### Your goal
Please quote the material exactly, every line of it.

___

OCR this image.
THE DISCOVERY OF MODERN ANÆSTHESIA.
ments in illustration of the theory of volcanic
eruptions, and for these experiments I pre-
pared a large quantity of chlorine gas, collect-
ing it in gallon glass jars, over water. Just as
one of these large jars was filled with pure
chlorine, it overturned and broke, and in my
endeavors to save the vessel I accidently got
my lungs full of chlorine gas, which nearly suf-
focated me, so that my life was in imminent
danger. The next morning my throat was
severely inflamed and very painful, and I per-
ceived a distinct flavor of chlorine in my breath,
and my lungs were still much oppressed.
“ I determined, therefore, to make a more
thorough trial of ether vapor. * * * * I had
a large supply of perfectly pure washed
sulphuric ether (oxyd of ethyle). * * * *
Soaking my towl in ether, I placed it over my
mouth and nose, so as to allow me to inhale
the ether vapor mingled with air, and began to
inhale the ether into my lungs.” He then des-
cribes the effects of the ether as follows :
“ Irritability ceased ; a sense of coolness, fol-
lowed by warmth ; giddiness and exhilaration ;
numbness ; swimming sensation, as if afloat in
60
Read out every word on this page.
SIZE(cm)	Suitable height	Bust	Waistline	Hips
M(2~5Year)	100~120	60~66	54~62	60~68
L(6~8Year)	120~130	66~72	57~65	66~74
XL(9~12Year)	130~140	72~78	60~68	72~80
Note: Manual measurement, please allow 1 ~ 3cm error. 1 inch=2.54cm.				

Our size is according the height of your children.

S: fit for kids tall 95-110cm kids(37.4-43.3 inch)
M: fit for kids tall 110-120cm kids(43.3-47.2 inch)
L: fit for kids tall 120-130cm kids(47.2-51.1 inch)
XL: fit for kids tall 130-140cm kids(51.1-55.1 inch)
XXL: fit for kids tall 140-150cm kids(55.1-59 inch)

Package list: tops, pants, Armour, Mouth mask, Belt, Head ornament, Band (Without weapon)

___

### The result
OCR this image.
THE DISCOVERY OF MODERN ANÆSTHESIA.
ments in illustration of the theory of volcanic
eruptions, and for these experiments I pre-
pared a large quantity of chlorine gas, collect-
ing it in gallon glass jars, over water. Just as
one of these large jars was filled with pure
chlorine, it overturned and broke, and in my
endeavors to save the vessel I accidently got
my lungs full of chlorine gas, which nearly suf-
focated me, so that my life was in imminent
danger. The next morning my throat was
severely inflamed and very painful, and I per-
ceived a distinct flavor of chlorine in my breath,
and my lungs were still much oppressed.
“ I determined, therefore, to make a more
thorough trial of ether vapor. * * * * I had
a large supply of perfectly pure washed
sulphuric ether (oxyd of ethyle). * * * *
Soaking my towl in ether, I placed it over my
mouth and nose, so as to allow me to inhale
the ether vapor mingled with air, and began to
inhale the ether into my lungs.” He then des-
cribes the effects of the ether as follows :
“ Irritability ceased ; a sense of coolness, fol-
lowed by warmth ; giddiness and exhilaration ;
numbness ; swimming sensation, as if afloat in
60
Read out every word on this page.
SIZE(cm)	Suitable height	Bust	Waistline	Hips
M(2~5Year)	100~120	60~66	54~62	60~68
L(6~8Year)	120~130	66~72	57~65	66~74
XL(9~12Year)	130~140	72~78	60~68	72~80
Note: Manual measurement, please allow 1 ~ 3cm error. 1 inch=2.54cm.				

Our size is according the height of your children.

S: fit for kids tall 95-110cm kids(37.4-43.3 inch)
M: fit for kids tall 110-120cm kids(43.3-47.2 inch)
L: fit for kids tall 120-130cm kids(47.2-51.1 inch)
XL: fit for kids tall 130-140cm kids(51.1-55.1 inch)
XXL: fit for kids tall 140-150cm kids(55.1-59 inch)

Package list: tops, pants, Armour, Mouth mask, Belt, Head ornament, Band (Without weapon)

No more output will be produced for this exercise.